WRITTEN EXERCISE ▸
Report, word for word, every line of the material that contains "screenshot".

ROWS ▸
::::
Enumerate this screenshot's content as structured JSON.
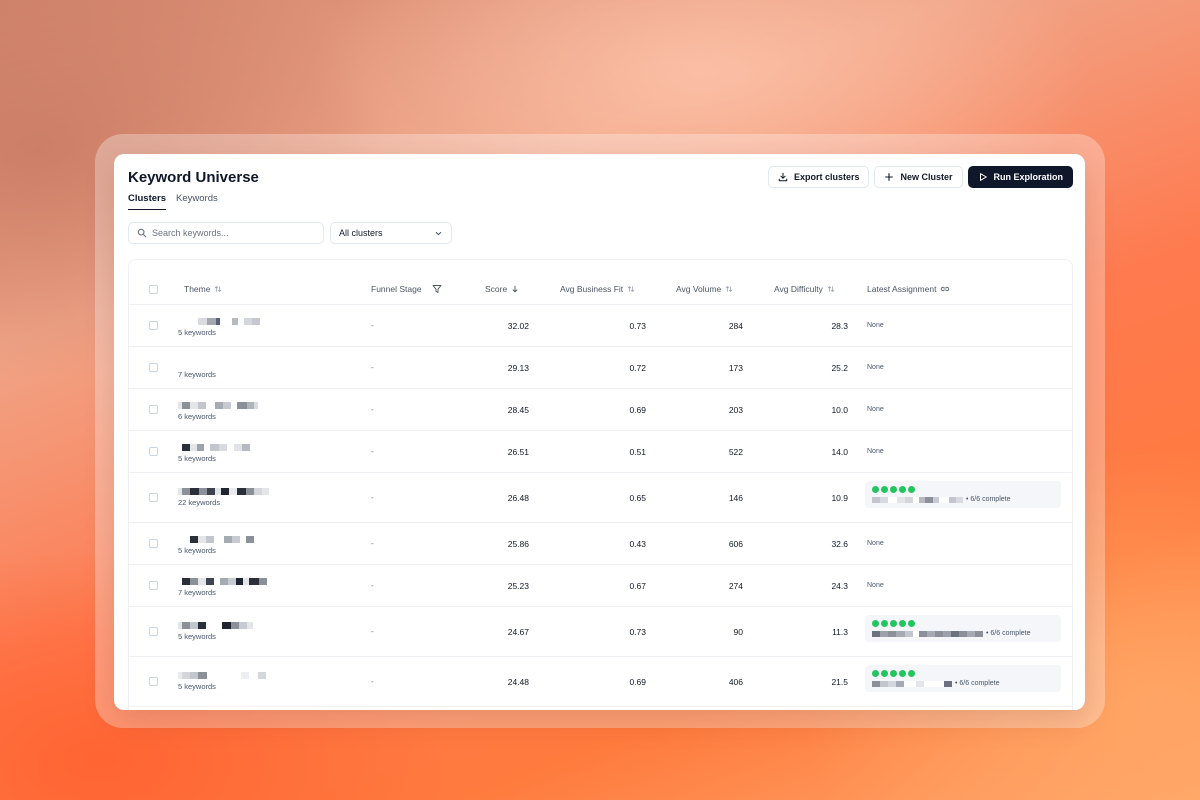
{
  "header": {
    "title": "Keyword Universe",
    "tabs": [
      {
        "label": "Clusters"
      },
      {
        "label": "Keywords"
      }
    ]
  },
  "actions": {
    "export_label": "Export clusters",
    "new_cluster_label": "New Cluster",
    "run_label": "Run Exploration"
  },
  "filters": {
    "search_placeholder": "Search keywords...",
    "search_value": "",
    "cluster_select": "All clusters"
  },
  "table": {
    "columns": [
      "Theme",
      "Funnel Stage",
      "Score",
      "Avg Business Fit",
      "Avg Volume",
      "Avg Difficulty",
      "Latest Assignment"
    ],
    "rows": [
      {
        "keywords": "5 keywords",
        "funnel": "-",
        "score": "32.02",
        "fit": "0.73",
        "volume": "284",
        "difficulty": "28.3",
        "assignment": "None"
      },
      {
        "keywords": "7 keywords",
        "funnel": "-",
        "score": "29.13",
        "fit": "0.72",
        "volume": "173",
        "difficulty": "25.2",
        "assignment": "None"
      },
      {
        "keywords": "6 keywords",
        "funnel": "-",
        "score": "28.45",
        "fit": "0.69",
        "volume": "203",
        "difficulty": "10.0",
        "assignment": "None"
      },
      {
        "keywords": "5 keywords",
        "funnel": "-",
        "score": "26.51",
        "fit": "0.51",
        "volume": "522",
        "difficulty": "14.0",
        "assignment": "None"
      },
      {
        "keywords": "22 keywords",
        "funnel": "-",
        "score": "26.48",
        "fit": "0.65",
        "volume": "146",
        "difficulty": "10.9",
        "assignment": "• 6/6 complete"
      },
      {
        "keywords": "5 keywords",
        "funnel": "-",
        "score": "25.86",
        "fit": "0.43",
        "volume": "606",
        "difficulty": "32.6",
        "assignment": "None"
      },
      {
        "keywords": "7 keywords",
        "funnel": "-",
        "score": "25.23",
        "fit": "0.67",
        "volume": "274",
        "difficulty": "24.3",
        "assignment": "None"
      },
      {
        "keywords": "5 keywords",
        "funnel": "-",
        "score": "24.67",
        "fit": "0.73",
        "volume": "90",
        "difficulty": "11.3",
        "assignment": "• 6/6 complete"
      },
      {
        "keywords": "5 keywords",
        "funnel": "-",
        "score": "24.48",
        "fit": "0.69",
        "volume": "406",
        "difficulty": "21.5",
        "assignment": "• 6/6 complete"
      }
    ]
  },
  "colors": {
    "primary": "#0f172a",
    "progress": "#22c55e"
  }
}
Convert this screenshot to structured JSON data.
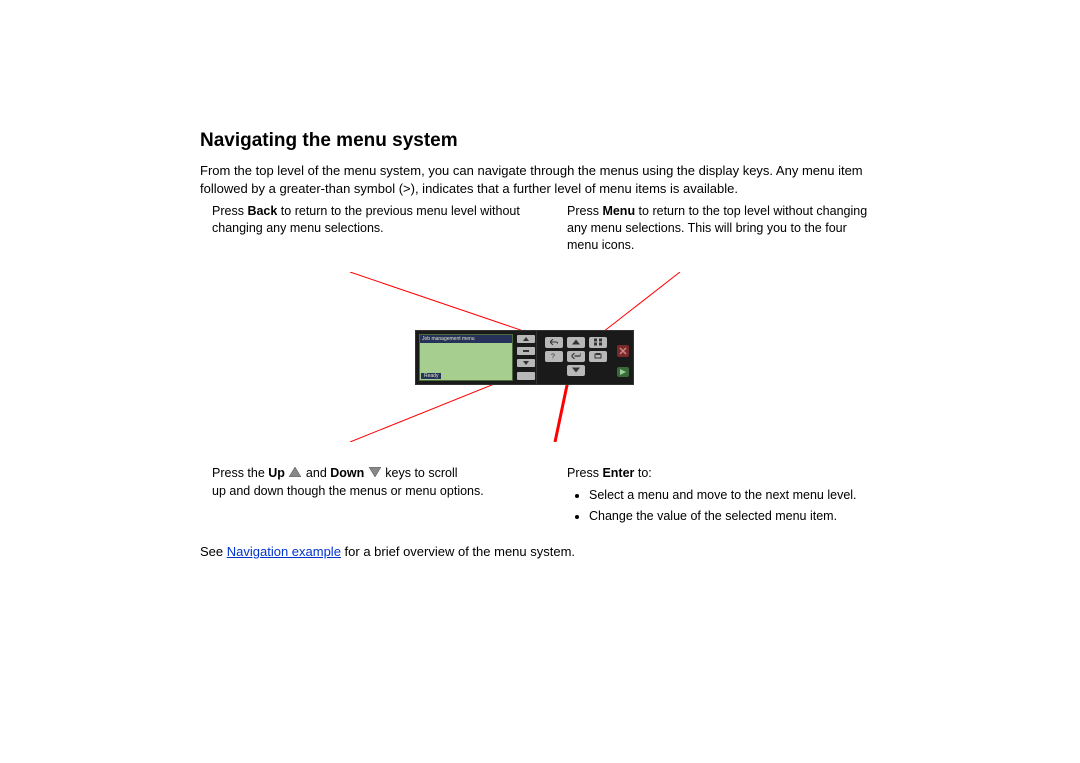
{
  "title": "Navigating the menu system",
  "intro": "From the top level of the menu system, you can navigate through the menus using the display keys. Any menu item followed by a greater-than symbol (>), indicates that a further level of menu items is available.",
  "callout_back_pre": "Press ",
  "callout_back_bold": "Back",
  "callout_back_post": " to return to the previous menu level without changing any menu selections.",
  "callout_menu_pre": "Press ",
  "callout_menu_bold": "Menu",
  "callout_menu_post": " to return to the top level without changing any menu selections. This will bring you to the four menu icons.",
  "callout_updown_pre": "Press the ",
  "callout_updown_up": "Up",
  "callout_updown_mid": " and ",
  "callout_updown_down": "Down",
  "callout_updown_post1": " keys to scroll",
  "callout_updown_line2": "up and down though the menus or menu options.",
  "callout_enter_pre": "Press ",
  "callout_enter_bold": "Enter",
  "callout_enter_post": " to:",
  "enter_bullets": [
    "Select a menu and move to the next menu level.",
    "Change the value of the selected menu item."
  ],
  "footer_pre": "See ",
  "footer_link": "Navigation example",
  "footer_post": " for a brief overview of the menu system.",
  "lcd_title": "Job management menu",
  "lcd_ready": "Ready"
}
::::
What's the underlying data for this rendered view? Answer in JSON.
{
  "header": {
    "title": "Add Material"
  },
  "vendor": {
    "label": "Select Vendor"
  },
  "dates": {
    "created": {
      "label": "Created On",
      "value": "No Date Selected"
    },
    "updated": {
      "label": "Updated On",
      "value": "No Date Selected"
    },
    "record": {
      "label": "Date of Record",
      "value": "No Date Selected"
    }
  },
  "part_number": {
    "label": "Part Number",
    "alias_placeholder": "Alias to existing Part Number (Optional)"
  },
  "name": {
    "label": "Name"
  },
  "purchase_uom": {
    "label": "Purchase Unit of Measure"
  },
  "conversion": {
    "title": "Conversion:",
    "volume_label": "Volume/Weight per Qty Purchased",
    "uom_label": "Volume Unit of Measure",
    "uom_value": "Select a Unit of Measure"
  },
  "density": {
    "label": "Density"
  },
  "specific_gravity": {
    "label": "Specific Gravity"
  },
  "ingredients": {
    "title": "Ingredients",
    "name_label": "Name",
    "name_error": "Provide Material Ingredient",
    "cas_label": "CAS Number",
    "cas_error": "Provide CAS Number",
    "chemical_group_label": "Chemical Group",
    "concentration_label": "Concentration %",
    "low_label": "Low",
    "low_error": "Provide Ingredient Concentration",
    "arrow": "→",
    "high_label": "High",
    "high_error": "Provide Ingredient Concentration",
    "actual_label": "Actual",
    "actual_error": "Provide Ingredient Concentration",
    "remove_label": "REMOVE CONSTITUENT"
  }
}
::::
CORRECT RESPONSE ▸
Enumerate this screenshot's content as structured JSON.
Convert this screenshot to structured JSON data.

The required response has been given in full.